Copy every line from the material below that holds "Новгород".

● ● ● ●

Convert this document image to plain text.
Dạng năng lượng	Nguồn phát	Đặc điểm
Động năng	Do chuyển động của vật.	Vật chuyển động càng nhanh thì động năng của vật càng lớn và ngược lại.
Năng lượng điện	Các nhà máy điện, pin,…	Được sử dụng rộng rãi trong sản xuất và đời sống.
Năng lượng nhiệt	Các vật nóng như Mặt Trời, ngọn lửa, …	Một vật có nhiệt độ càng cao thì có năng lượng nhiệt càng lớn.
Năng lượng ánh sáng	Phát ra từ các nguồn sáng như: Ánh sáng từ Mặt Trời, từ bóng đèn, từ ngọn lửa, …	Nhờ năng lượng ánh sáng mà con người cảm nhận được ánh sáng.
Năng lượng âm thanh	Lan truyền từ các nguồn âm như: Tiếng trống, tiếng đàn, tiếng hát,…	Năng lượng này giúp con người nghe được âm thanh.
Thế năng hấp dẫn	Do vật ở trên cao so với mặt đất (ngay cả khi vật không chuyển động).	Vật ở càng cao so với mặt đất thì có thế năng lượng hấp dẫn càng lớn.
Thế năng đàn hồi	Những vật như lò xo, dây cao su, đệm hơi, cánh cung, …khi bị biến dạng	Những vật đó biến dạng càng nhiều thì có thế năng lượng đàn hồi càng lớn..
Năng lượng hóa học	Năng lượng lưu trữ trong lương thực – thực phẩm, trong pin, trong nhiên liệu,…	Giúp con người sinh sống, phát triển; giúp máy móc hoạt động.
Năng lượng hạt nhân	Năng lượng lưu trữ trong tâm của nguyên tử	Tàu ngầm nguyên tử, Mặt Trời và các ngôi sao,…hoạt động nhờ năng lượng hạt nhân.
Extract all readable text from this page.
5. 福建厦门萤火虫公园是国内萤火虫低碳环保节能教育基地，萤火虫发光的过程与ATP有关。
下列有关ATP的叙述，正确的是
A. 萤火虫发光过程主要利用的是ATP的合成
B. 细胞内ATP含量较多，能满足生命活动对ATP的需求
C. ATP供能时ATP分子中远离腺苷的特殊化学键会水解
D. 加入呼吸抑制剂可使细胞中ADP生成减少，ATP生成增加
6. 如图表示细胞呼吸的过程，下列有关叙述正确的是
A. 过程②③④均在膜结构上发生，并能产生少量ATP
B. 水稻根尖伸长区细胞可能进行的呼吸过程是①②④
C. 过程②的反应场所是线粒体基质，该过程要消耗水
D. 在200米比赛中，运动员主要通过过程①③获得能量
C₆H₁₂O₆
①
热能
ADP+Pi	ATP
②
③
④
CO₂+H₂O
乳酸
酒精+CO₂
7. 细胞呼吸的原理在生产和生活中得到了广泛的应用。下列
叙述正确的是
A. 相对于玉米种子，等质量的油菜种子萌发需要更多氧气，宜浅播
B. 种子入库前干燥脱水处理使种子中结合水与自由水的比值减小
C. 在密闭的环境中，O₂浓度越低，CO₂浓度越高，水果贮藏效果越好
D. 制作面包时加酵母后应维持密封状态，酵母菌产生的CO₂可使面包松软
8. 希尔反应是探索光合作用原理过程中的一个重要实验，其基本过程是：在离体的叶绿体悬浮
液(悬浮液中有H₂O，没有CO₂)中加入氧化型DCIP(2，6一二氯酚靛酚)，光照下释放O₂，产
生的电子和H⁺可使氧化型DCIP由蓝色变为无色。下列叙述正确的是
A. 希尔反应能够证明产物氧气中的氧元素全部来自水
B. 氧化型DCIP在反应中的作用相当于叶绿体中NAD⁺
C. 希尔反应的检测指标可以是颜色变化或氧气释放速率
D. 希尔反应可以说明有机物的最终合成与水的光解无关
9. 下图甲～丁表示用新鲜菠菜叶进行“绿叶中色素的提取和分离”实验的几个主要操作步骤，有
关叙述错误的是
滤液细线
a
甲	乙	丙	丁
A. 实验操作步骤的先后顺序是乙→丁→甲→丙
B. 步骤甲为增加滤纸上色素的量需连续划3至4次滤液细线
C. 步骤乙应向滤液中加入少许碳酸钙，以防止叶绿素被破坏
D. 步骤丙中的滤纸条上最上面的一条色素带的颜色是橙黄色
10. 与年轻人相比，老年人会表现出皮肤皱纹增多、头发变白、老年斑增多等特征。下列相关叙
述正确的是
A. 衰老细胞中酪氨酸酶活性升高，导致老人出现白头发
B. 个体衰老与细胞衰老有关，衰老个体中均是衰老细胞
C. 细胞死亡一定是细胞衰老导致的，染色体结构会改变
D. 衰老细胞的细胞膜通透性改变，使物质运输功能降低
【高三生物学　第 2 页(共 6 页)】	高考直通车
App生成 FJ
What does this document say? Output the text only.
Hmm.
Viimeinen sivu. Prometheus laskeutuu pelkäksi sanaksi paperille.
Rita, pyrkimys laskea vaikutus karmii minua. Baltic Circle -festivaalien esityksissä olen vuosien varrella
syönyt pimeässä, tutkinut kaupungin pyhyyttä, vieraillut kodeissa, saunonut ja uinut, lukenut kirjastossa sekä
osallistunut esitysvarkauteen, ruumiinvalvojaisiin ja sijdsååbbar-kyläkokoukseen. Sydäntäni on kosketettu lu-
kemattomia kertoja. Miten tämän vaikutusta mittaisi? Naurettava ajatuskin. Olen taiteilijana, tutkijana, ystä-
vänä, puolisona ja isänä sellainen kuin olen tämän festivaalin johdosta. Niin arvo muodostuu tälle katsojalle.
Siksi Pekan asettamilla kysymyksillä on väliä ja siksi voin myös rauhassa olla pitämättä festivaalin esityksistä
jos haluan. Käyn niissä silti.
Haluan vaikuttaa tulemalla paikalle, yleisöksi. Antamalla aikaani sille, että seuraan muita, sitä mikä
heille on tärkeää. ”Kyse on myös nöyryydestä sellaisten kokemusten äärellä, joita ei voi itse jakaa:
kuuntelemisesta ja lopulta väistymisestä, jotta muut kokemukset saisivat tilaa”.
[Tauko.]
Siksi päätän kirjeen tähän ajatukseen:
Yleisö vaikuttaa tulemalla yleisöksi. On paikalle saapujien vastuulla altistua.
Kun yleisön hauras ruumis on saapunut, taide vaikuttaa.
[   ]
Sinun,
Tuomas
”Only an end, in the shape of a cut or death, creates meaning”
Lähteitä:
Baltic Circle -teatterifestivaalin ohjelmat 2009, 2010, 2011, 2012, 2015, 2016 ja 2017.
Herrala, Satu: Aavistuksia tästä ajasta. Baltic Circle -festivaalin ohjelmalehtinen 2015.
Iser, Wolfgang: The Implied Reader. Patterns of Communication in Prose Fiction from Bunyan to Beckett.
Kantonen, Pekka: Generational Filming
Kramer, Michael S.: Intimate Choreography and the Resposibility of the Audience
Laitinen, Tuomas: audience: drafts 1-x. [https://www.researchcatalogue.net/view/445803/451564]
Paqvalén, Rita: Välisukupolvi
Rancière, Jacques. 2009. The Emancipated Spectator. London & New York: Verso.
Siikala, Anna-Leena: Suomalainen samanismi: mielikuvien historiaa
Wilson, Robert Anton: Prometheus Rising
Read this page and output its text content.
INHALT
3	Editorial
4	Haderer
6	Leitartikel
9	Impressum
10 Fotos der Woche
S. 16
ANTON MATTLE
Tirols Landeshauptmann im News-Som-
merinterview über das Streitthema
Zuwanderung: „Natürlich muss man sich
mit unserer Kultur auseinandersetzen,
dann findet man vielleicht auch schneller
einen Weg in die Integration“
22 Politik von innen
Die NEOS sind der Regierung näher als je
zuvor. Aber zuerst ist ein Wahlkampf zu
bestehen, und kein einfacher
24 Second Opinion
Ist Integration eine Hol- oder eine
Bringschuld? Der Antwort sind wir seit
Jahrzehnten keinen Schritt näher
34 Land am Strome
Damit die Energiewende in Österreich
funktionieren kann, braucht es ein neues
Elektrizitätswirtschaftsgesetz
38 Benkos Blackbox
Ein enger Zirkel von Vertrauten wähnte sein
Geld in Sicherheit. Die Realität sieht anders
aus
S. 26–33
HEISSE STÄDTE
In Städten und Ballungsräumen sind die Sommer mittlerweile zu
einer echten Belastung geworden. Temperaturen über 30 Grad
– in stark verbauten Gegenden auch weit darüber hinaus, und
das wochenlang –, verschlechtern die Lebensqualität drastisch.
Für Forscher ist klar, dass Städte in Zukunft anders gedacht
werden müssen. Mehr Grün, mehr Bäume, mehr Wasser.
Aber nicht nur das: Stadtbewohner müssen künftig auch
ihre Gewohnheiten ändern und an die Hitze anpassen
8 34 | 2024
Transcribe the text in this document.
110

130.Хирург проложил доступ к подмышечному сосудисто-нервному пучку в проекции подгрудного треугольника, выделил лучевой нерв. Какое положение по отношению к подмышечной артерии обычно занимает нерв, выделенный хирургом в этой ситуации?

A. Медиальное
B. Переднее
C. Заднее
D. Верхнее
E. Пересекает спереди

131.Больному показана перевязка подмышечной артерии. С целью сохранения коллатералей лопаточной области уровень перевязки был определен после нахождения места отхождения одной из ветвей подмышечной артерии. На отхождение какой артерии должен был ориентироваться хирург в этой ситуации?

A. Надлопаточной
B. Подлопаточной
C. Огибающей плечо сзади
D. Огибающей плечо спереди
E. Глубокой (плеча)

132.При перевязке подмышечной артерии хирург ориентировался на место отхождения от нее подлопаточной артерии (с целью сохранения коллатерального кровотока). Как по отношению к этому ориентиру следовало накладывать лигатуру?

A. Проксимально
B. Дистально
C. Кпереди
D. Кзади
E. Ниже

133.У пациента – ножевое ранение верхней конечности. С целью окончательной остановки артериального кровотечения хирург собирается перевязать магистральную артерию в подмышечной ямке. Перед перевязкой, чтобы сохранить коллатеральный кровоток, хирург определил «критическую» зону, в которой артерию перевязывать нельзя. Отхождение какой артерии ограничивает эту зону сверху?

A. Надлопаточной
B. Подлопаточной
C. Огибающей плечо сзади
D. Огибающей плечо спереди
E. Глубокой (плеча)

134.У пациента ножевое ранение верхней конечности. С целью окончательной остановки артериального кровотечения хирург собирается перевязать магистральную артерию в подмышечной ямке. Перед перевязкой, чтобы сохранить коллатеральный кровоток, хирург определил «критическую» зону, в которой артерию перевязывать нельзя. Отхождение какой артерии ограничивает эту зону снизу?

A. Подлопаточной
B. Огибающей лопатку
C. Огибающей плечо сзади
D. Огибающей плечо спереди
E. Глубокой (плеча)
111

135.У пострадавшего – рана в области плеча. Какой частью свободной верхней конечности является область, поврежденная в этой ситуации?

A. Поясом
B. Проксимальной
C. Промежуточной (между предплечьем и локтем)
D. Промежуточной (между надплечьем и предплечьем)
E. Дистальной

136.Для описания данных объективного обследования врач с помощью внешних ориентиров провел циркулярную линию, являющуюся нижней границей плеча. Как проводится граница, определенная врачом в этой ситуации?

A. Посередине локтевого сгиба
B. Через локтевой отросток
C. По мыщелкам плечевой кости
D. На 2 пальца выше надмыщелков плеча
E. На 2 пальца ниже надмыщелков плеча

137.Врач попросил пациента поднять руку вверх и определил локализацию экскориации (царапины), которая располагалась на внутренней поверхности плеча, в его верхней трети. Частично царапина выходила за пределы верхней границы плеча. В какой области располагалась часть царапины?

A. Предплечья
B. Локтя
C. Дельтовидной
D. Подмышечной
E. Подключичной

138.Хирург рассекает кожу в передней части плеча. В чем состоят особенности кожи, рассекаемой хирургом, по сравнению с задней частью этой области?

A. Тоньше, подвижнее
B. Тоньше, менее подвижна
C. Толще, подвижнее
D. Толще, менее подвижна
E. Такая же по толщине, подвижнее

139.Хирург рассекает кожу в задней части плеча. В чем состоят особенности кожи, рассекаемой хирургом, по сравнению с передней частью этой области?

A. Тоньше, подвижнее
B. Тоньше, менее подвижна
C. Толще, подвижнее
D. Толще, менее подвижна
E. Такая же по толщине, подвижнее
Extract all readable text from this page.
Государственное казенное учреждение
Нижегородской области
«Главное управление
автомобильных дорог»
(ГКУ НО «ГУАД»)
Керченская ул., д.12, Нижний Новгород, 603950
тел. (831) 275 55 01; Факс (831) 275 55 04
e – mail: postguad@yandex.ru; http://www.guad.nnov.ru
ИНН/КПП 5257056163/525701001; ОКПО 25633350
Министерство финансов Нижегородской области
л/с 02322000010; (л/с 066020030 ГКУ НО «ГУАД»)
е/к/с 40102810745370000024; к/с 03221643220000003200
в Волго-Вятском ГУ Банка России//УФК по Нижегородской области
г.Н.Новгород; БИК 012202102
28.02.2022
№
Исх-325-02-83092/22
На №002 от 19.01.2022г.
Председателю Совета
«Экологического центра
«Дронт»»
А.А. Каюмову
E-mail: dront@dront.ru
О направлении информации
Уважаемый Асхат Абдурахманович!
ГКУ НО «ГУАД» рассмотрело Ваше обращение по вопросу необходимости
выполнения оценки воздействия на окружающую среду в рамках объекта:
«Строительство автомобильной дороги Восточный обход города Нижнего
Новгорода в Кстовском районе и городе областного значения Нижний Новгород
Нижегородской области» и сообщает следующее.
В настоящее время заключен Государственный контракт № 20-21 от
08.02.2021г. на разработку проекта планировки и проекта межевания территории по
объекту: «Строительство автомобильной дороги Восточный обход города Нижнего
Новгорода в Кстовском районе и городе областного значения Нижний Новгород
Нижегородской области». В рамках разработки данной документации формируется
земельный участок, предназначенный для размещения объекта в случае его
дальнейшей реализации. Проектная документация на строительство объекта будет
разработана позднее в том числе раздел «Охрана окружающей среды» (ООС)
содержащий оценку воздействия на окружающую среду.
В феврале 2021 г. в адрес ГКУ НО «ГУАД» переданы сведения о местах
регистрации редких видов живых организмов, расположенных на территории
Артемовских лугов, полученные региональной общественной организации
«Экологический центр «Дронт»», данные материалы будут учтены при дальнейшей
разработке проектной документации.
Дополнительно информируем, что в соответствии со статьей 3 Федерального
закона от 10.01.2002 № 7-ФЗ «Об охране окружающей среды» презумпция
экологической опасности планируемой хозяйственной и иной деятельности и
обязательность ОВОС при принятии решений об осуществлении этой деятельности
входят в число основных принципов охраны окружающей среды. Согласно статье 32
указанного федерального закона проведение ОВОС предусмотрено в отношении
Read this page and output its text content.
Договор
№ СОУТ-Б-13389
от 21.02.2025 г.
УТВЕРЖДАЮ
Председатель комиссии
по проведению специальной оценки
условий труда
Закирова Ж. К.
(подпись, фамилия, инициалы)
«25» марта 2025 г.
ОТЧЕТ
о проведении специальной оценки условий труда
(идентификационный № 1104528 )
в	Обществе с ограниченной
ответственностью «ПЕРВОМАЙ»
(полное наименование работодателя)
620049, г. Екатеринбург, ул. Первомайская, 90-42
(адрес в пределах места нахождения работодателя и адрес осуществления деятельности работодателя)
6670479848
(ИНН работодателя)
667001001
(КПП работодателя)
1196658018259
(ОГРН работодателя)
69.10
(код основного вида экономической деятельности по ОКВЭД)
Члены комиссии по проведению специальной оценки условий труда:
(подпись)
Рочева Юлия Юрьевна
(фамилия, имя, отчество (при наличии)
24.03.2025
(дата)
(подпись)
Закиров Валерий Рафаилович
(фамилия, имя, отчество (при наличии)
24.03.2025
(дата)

● ● ● ●

Response below
Керченская ул., д.12, Нижний Новгород, 603950
г.Н.Новгород; БИК 012202102
Новгорода в Кстовском районе и городе областного значения Нижний Новгород
Новгорода в Кстовском районе и городе областного значения Нижний Новгород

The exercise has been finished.